> What you should do: Pull out every line containing the string "futuro".

> Dataset content:

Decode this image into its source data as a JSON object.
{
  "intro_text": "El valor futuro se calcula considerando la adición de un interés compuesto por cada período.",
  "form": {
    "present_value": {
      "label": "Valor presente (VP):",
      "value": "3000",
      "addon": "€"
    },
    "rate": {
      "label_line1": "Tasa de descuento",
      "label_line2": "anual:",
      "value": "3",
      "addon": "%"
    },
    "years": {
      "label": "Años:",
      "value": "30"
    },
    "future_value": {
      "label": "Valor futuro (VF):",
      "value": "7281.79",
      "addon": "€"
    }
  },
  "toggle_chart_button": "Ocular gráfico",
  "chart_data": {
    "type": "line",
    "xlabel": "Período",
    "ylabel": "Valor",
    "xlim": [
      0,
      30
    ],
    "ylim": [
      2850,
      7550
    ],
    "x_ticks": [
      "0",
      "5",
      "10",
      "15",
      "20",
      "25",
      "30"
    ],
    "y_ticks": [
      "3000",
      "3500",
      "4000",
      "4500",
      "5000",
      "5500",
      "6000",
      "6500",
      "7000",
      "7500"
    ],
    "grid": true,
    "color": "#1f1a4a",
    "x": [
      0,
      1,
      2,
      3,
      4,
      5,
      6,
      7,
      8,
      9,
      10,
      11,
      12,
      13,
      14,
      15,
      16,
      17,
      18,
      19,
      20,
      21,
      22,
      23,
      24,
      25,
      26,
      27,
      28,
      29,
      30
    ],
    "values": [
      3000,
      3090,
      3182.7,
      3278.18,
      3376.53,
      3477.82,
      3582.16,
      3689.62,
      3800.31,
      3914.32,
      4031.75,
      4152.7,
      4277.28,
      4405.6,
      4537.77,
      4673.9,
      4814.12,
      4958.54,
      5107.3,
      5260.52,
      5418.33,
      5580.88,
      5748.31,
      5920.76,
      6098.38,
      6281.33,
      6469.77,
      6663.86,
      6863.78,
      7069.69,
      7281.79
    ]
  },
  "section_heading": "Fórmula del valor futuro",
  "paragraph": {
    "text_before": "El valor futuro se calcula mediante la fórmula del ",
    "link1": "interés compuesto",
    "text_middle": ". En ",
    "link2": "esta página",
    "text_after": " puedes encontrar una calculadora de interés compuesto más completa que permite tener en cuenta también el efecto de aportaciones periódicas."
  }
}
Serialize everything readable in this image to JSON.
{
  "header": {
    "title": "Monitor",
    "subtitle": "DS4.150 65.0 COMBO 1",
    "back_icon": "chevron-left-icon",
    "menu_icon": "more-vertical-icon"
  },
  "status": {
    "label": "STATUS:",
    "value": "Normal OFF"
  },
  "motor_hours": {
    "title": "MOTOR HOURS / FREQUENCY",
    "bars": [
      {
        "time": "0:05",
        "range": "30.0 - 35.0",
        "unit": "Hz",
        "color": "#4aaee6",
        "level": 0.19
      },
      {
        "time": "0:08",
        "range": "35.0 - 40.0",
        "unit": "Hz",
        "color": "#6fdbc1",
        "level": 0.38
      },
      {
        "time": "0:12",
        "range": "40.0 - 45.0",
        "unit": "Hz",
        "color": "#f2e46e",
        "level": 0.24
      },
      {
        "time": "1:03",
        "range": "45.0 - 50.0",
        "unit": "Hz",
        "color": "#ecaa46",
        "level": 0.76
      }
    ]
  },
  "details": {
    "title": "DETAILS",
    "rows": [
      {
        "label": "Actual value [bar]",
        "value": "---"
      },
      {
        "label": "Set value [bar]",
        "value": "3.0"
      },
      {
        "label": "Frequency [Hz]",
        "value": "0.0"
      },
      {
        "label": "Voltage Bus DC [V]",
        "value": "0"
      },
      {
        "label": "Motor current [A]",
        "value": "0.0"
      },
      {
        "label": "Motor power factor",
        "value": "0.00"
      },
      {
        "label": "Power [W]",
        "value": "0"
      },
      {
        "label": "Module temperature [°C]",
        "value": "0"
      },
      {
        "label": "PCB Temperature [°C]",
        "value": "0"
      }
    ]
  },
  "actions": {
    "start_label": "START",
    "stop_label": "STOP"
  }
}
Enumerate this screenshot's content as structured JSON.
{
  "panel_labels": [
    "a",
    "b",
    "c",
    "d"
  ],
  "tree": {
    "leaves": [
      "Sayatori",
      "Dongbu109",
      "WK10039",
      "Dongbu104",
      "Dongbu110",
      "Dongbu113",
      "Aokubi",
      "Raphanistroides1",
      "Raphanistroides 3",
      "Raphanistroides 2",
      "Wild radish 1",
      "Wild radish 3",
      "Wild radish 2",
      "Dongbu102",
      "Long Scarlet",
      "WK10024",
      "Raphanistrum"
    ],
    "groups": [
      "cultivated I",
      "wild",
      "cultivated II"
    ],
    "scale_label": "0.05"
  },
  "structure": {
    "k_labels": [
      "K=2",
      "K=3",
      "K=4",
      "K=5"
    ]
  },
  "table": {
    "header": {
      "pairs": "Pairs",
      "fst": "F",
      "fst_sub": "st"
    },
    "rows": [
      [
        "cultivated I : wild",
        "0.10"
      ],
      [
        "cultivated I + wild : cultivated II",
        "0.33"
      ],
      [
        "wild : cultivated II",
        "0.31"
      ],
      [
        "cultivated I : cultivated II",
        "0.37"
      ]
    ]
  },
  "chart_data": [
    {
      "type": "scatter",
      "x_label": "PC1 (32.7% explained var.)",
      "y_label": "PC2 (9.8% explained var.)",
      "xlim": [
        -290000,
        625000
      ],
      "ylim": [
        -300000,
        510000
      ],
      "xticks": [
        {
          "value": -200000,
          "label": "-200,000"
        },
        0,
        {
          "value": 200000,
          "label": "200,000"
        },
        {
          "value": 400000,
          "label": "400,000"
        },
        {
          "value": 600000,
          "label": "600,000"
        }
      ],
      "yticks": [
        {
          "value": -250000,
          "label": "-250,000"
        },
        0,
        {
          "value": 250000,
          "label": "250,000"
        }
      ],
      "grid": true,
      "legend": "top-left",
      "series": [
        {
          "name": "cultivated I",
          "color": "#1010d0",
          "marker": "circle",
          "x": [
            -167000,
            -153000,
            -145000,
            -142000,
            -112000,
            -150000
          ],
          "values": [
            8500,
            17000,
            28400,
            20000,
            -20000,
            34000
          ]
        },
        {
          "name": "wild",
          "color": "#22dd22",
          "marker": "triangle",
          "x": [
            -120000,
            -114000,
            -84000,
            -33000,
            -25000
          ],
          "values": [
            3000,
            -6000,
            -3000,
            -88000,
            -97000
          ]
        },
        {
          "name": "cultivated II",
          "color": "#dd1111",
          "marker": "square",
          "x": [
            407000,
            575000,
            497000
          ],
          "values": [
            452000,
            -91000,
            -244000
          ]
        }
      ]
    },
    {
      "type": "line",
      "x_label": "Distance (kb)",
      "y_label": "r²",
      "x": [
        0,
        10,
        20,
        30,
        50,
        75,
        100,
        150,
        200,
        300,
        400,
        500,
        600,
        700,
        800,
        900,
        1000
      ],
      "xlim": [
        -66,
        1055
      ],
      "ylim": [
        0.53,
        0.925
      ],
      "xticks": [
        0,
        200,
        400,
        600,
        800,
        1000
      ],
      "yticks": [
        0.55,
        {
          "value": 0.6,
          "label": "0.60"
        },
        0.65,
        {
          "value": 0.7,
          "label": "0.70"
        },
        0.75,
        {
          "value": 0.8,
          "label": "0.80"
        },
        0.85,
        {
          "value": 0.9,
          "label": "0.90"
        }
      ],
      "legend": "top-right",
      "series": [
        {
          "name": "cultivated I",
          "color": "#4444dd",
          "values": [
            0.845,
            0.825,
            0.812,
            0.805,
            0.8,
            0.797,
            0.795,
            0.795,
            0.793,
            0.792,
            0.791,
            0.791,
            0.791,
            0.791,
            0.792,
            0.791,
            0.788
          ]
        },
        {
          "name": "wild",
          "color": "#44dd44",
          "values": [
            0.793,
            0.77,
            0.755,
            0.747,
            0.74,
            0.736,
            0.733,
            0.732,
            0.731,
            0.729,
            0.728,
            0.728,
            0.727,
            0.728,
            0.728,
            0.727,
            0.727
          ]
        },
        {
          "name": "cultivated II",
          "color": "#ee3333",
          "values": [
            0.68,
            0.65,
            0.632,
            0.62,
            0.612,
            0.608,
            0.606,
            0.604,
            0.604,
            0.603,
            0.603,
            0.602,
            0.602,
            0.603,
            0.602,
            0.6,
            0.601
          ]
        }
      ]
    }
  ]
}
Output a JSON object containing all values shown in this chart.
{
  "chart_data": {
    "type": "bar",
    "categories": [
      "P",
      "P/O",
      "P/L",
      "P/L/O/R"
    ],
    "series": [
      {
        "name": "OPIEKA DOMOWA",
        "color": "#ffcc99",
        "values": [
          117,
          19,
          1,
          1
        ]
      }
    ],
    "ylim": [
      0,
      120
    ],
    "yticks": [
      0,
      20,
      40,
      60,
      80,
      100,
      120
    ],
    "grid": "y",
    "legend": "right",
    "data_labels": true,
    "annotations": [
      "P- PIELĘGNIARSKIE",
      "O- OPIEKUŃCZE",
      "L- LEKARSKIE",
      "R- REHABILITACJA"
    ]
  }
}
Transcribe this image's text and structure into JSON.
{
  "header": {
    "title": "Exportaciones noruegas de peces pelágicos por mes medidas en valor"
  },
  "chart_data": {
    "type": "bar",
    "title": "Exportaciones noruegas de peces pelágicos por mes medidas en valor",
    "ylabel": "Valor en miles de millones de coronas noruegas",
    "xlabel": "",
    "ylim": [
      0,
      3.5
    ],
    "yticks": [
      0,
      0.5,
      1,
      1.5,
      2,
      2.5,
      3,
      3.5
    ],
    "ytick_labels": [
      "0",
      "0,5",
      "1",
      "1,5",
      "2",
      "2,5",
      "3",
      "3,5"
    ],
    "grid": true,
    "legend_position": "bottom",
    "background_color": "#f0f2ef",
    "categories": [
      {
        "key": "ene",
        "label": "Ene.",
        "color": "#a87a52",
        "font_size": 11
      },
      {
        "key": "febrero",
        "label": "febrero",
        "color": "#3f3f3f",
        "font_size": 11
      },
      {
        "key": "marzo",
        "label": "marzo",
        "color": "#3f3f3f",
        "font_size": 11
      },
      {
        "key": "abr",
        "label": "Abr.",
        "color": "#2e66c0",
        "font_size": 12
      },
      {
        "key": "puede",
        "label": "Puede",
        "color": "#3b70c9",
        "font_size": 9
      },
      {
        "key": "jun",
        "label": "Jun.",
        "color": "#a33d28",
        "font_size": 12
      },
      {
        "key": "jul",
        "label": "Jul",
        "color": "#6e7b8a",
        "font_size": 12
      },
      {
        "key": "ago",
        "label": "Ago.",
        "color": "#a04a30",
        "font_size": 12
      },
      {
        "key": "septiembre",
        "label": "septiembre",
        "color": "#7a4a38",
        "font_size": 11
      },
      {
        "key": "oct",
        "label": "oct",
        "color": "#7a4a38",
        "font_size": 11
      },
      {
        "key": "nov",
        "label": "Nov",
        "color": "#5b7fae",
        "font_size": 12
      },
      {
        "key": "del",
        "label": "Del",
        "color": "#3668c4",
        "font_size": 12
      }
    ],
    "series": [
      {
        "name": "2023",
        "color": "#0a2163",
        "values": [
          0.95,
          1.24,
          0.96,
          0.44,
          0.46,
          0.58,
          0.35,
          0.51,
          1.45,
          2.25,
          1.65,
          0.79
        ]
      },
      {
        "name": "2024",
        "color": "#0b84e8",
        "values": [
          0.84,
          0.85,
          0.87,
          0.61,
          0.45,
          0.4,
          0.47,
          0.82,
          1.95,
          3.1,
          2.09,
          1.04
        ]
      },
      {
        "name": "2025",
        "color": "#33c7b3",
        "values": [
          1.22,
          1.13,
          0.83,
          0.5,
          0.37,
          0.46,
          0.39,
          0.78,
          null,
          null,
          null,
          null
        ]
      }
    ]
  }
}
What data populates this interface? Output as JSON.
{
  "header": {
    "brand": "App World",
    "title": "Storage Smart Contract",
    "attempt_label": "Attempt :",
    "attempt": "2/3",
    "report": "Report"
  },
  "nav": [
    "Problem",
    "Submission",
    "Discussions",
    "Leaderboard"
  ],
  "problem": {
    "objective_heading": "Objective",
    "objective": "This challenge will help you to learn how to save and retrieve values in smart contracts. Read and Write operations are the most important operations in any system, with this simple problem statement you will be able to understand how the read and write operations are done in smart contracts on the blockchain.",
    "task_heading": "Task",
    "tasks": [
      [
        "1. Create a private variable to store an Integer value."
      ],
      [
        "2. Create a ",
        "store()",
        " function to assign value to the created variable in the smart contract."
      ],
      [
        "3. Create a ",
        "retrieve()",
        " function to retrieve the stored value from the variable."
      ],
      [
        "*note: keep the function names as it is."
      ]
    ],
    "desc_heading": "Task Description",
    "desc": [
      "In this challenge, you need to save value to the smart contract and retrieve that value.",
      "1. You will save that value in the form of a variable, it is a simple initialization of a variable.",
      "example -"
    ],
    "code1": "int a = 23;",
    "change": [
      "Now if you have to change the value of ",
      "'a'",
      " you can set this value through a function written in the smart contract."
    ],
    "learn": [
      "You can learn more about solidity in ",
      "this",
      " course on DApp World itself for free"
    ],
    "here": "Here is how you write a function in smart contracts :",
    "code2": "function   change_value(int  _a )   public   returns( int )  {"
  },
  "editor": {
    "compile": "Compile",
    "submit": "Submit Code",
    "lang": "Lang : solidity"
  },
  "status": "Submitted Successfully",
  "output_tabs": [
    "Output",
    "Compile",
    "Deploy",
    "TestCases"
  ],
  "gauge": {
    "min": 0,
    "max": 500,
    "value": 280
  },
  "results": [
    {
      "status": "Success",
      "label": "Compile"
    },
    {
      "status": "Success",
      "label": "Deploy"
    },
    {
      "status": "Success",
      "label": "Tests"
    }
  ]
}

> Reply to the exercise:
  "intro_text": "El valor futuro se calcula considerando la adición de un interés compuesto por cada período.",
      "label": "Valor futuro (VF):",
  "section_heading": "Fórmula del valor futuro",
    "text_before": "El valor futuro se calcula mediante la fórmula del ",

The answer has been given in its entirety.